====== DATA SHOWN ======
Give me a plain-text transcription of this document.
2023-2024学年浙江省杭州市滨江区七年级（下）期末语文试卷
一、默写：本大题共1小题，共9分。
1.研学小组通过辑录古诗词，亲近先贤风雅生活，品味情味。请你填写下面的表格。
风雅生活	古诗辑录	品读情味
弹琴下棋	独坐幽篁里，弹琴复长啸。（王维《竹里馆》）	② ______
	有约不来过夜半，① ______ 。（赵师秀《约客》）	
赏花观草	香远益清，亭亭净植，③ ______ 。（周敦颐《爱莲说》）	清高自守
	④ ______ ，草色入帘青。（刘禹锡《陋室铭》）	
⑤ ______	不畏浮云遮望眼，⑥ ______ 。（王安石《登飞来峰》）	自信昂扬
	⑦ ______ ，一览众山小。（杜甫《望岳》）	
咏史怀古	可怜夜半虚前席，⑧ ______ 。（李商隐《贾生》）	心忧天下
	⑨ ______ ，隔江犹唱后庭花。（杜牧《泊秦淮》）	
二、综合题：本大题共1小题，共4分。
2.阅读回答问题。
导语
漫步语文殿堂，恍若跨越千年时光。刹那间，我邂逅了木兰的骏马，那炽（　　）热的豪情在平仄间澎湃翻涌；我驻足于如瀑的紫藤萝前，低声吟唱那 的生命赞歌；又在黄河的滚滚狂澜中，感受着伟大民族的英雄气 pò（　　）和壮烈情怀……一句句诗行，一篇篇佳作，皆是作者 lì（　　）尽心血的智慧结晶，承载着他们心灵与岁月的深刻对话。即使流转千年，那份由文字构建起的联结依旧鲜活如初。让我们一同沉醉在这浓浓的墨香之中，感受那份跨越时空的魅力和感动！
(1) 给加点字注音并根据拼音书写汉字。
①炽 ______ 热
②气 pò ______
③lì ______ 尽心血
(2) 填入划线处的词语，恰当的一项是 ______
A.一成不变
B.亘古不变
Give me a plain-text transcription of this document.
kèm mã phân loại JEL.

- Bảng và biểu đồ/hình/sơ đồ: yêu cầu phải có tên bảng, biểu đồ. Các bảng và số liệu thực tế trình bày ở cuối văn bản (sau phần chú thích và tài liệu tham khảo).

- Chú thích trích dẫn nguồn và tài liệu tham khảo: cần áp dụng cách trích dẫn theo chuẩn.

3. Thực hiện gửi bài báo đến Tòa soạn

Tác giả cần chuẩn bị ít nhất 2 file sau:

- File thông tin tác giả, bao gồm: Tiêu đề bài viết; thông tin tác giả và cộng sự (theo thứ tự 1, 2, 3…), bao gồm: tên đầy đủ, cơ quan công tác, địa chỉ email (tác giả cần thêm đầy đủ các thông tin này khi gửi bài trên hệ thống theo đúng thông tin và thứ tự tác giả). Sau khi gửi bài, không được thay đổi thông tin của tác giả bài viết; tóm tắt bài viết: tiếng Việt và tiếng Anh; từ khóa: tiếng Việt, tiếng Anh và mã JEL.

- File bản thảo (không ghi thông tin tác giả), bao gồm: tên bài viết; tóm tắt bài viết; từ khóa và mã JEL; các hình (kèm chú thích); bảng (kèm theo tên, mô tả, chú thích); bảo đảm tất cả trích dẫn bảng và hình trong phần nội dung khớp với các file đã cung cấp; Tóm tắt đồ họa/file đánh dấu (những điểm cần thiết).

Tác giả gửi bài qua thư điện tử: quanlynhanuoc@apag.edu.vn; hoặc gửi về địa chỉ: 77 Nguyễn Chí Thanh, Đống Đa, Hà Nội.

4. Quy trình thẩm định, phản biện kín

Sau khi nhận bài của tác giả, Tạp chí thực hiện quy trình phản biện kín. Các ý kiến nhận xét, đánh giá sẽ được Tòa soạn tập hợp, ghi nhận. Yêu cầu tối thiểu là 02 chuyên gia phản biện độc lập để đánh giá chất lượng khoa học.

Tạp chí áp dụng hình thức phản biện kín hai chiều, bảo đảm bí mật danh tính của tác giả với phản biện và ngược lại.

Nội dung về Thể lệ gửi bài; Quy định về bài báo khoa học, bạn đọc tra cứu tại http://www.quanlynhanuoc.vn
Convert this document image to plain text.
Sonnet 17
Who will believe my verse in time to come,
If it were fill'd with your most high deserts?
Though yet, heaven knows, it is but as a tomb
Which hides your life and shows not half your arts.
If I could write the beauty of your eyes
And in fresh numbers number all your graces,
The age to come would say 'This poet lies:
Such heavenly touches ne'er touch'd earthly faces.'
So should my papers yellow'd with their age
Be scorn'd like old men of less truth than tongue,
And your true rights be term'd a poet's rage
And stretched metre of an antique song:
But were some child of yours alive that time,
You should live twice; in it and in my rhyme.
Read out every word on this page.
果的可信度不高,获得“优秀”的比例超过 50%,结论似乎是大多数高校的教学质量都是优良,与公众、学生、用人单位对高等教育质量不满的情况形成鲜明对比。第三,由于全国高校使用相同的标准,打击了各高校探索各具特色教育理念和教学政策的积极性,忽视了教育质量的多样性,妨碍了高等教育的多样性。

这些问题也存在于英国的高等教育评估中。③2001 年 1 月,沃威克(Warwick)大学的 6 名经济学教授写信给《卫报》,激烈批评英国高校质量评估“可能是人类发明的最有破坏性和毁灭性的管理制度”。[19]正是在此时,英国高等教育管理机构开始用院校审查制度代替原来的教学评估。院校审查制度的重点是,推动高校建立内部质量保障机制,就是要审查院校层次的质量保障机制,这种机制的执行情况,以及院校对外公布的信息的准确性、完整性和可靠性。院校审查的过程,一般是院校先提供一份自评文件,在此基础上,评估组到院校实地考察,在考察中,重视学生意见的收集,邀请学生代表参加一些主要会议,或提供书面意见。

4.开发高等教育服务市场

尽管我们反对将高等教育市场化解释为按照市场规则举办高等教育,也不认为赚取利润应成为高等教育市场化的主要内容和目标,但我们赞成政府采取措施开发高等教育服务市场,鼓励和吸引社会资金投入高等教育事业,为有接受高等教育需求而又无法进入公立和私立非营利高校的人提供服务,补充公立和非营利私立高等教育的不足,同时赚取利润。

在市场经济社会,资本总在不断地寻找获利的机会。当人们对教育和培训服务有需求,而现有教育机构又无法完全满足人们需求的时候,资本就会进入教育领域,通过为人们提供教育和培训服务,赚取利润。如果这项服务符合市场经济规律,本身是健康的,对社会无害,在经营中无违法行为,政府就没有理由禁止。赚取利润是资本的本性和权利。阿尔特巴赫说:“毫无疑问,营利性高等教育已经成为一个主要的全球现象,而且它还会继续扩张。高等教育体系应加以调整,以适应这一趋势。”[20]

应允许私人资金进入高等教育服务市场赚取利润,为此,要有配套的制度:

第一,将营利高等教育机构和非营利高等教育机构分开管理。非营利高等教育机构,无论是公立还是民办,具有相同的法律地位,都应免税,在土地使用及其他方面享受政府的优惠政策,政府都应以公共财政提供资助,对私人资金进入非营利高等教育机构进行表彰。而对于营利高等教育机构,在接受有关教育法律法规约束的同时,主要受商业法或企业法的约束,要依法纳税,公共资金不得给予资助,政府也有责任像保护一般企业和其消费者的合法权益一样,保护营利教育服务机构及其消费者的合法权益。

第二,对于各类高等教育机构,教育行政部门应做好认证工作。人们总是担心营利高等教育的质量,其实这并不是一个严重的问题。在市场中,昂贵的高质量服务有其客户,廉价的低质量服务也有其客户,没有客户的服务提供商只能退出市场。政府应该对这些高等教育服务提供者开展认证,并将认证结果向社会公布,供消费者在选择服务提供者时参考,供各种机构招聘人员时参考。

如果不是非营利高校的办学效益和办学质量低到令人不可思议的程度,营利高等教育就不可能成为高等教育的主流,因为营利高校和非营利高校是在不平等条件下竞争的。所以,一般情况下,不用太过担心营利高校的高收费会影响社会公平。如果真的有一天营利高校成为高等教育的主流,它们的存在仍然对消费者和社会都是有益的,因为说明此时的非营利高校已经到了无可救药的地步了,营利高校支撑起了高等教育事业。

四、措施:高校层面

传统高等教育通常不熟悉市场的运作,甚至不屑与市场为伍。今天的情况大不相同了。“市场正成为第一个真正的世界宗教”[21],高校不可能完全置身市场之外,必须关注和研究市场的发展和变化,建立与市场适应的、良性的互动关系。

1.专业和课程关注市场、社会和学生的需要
======
Go through the records. Copy each line where "tham" appears.

- Bảng và biểu đồ/hình/sơ đồ: yêu cầu phải có tên bảng, biểu đồ. Các bảng và số liệu thực tế trình bày ở cuối văn bản (sau phần chú thích và tài liệu tham khảo).
- Chú thích trích dẫn nguồn và tài liệu tham khảo: cần áp dụng cách trích dẫn theo chuẩn.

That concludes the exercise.